**Objective:**
Extract all lines in the data that contain the word "Fountainbridge".

[Stored records]
++++++

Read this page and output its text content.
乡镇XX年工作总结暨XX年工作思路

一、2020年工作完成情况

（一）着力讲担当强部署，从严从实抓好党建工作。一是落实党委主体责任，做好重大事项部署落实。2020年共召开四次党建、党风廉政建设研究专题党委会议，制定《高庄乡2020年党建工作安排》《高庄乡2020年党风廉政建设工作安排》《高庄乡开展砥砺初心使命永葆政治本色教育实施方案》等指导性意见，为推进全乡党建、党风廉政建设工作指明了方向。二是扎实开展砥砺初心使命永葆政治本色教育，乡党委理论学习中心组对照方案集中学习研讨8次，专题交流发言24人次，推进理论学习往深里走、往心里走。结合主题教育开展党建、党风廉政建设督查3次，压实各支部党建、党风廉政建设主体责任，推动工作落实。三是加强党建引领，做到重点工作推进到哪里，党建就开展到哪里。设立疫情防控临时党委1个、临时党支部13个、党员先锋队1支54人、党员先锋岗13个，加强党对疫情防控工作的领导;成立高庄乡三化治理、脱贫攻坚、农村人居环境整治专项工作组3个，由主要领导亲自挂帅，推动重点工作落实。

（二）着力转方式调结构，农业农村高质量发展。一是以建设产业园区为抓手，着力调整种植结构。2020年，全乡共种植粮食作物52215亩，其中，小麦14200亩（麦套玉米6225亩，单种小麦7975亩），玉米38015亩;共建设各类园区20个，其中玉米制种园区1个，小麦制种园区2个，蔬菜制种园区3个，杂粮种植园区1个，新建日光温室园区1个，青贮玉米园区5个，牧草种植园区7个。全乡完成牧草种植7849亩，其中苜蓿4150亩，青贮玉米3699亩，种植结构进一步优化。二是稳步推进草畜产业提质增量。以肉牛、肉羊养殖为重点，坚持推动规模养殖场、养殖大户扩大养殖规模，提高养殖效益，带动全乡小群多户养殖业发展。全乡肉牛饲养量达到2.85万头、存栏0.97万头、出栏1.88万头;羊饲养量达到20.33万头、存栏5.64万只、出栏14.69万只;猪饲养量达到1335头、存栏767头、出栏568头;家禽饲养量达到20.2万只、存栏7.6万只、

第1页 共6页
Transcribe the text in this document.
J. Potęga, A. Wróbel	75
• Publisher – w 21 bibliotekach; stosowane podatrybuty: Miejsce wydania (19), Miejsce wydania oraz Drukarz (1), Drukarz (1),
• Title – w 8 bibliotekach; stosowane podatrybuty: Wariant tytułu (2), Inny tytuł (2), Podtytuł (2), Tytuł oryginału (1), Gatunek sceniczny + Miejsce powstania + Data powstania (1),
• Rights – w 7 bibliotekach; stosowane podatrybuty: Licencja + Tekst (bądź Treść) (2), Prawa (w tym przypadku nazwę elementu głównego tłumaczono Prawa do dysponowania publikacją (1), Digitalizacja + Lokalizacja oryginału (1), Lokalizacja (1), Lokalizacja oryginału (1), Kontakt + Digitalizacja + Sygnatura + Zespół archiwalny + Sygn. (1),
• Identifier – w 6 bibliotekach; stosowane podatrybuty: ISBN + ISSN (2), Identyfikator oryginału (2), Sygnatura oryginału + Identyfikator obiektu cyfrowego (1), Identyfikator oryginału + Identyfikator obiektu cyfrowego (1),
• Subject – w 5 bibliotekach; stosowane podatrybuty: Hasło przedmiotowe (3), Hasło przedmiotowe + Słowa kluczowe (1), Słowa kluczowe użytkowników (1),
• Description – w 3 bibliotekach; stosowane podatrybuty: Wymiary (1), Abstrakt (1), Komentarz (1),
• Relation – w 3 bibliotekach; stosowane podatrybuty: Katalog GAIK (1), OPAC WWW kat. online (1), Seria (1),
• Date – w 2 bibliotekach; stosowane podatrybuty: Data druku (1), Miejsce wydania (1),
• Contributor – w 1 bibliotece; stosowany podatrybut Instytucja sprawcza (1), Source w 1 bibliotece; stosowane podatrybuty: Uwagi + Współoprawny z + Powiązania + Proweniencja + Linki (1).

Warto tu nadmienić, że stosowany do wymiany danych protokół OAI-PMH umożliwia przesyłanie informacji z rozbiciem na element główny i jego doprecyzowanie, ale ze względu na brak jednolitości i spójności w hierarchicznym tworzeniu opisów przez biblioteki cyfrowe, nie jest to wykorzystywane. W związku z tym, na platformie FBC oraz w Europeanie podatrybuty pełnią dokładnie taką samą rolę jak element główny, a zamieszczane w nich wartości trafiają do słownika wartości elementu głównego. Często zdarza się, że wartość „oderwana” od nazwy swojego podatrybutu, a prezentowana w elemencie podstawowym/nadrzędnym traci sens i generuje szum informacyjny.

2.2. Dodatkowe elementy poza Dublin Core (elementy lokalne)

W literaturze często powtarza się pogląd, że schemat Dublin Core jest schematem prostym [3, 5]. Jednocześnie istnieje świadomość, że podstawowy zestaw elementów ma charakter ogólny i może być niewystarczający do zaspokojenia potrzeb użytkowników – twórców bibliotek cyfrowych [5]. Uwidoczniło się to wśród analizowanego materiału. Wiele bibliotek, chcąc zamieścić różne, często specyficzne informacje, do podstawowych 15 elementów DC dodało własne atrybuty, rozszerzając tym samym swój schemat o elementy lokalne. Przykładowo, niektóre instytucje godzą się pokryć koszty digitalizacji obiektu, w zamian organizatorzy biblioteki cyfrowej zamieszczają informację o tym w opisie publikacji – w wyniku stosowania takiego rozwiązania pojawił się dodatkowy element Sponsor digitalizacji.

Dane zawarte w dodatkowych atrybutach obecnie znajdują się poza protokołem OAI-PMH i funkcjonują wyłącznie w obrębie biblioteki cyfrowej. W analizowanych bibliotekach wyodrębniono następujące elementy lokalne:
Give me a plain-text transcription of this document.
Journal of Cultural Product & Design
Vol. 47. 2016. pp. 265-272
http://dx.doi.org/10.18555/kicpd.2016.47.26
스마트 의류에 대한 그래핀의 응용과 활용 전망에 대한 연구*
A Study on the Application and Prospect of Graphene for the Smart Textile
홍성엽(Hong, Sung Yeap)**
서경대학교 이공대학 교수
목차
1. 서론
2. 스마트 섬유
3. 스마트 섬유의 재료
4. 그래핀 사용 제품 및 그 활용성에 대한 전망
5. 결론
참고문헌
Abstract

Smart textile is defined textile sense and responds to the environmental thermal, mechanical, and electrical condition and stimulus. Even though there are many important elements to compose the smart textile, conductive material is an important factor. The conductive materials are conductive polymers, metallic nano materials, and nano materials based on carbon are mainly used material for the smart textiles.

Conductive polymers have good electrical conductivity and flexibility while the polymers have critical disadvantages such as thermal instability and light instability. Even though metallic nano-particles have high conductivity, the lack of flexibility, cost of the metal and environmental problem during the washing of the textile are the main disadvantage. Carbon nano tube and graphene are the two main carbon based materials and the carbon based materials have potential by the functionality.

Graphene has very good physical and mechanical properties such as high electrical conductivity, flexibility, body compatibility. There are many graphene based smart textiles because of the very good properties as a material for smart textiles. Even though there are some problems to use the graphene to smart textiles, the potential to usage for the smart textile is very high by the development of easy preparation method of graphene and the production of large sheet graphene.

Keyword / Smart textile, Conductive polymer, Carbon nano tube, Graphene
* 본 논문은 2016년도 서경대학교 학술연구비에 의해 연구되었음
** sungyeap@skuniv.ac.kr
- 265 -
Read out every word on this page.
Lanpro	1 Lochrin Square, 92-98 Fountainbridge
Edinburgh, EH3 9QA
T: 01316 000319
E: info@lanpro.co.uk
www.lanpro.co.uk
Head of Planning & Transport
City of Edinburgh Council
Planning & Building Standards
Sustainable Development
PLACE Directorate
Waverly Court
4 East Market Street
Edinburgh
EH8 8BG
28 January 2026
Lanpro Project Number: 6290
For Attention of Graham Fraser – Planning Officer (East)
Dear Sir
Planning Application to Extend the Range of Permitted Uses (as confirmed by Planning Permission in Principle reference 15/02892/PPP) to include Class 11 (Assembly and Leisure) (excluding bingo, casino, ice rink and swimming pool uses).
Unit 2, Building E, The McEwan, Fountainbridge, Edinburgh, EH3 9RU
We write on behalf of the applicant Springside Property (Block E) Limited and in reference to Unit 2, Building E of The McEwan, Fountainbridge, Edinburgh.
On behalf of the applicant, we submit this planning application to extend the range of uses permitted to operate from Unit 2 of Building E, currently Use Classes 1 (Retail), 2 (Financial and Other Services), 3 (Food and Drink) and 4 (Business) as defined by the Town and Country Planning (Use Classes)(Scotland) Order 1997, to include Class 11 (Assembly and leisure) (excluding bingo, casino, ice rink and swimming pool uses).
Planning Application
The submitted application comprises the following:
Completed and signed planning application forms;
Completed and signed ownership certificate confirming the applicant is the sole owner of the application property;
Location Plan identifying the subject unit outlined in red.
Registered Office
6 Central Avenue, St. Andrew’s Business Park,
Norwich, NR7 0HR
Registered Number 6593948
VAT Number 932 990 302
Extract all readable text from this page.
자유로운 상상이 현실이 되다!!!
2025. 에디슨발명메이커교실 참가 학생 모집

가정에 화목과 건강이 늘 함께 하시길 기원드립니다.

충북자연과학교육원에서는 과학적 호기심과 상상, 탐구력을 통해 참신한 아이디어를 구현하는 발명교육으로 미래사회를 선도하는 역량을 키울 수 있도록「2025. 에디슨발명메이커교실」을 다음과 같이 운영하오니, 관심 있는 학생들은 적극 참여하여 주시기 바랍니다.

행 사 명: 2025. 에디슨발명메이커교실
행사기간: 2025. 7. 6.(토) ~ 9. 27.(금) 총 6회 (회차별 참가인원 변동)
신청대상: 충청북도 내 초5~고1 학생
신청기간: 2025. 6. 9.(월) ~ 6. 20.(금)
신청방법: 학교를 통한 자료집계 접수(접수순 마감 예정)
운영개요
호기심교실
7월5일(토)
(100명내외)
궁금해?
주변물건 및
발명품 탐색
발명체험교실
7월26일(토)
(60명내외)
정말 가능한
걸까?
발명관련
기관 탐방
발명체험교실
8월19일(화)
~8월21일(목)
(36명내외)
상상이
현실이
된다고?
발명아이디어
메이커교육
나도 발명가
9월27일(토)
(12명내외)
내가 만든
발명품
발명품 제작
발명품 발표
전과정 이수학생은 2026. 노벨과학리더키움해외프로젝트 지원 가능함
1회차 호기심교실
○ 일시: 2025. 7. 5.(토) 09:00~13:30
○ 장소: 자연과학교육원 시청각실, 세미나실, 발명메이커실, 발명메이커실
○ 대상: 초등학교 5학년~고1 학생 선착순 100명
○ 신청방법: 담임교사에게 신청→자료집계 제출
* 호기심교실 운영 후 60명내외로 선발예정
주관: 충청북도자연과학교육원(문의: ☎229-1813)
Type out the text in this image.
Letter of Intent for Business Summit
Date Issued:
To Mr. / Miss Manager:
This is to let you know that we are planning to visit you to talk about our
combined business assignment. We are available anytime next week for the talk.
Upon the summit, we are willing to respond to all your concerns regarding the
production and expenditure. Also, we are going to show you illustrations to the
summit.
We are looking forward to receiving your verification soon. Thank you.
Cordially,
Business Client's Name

++++++

**Complete response:**
Lanpro	1 Lochrin Square, 92-98 Fountainbridge
Unit 2, Building E, The McEwan, Fountainbridge, Edinburgh, EH3 9RU
We write on behalf of the applicant Springside Property (Block E) Limited and in reference to Unit 2, Building E of The McEwan, Fountainbridge, Edinburgh.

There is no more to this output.